§ STATED EXERCISE:
Please copy out every one of the lines below word for word, with nothing changed.

§ THE INPUT:
• • • • •

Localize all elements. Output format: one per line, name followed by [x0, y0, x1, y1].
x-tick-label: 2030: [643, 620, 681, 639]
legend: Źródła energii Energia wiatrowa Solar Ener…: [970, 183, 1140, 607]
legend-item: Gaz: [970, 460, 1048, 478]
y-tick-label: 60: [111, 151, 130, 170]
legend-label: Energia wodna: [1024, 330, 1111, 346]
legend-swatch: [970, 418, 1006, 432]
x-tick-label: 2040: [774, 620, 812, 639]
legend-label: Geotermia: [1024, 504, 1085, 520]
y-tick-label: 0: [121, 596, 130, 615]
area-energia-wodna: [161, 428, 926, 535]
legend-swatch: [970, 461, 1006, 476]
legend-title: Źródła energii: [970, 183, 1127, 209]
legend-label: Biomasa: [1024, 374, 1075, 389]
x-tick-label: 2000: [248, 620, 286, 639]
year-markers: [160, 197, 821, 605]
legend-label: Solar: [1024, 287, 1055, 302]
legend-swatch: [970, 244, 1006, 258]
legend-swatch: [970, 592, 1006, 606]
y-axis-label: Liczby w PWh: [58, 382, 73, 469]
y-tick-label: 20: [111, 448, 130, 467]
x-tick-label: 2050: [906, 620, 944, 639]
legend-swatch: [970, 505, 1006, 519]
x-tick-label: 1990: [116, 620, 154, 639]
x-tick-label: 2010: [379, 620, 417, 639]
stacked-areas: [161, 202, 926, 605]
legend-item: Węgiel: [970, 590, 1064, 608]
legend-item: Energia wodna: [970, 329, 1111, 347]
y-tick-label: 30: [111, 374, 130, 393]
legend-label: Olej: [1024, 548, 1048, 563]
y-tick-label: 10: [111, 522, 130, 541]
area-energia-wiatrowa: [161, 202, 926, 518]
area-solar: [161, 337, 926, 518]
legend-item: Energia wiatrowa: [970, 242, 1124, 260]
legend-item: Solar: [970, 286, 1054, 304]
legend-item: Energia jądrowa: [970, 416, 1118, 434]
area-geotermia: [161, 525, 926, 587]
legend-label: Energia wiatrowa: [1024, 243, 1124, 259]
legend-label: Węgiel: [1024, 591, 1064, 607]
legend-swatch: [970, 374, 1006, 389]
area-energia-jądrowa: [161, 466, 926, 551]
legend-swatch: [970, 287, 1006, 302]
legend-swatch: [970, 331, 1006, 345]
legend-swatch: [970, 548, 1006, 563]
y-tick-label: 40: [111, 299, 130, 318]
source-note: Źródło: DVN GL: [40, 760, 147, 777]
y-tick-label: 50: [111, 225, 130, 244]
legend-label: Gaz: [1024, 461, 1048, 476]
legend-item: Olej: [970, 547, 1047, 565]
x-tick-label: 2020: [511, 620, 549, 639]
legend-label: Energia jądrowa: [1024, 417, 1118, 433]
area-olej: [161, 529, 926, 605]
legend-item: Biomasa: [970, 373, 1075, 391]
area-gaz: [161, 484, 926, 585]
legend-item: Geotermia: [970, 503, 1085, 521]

• • • • •

§ RESULT OF THE TASK:
Localize all elements. Output format: one per line, name followed by [x0, y0, x1, y1].
x-tick-label: 2030: [643, 620, 681, 639]
legend: Źródła energii Energia wiatrowa Solar Ener…: [970, 183, 1140, 607]
legend-item: Gaz: [970, 460, 1048, 478]
y-tick-label: 60: [111, 151, 130, 170]
legend-label: Energia wodna: [1024, 330, 1111, 346]
legend-swatch: [970, 418, 1006, 432]
x-tick-label: 2040: [774, 620, 812, 639]
legend-label: Geotermia: [1024, 504, 1085, 520]
y-tick-label: 0: [121, 596, 130, 615]
area-energia-wodna: [161, 428, 926, 535]
legend-swatch: [970, 461, 1006, 476]
legend-title: Źródła energii: [970, 183, 1127, 209]
legend-label: Biomasa: [1024, 374, 1075, 389]
x-tick-label: 2000: [248, 620, 286, 639]
year-markers: [160, 197, 821, 605]
legend-label: Solar: [1024, 287, 1055, 302]
legend-swatch: [970, 244, 1006, 258]
legend-swatch: [970, 592, 1006, 606]
y-axis-label: Liczby w PWh: [58, 382, 73, 469]
y-tick-label: 20: [111, 448, 130, 467]
x-tick-label: 2050: [906, 620, 944, 639]
legend-swatch: [970, 505, 1006, 519]
x-tick-label: 1990: [116, 620, 154, 639]
x-tick-label: 2010: [379, 620, 417, 639]
stacked-areas: [161, 202, 926, 605]
legend-item: Węgiel: [970, 590, 1064, 608]
legend-item: Energia wodna: [970, 329, 1111, 347]
y-tick-label: 30: [111, 374, 130, 393]
legend-label: Olej: [1024, 548, 1048, 563]
y-tick-label: 10: [111, 522, 130, 541]
area-energia-wiatrowa: [161, 202, 926, 518]
area-solar: [161, 337, 926, 518]
legend-item: Energia wiatrowa: [970, 242, 1124, 260]
legend-item: Solar: [970, 286, 1054, 304]
legend-item: Energia jądrowa: [970, 416, 1118, 434]
area-geotermia: [161, 525, 926, 587]
legend-label: Energia wiatrowa: [1024, 243, 1124, 259]
legend-label: Węgiel: [1024, 591, 1064, 607]
legend-swatch: [970, 374, 1006, 389]
area-energia-jądrowa: [161, 466, 926, 551]
legend-swatch: [970, 287, 1006, 302]
legend-swatch: [970, 331, 1006, 345]
legend-swatch: [970, 548, 1006, 563]
y-tick-label: 40: [111, 299, 130, 318]
source-note: Źródło: DVN GL: [40, 760, 147, 777]
y-tick-label: 50: [111, 225, 130, 244]
legend-label: Gaz: [1024, 461, 1048, 476]
legend-item: Olej: [970, 547, 1047, 565]
x-tick-label: 2020: [511, 620, 549, 639]
legend-label: Energia jądrowa: [1024, 417, 1118, 433]
area-olej: [161, 529, 926, 605]
legend-item: Biomasa: [970, 373, 1075, 391]
area-gaz: [161, 484, 926, 585]
legend-item: Geotermia: [970, 503, 1085, 521]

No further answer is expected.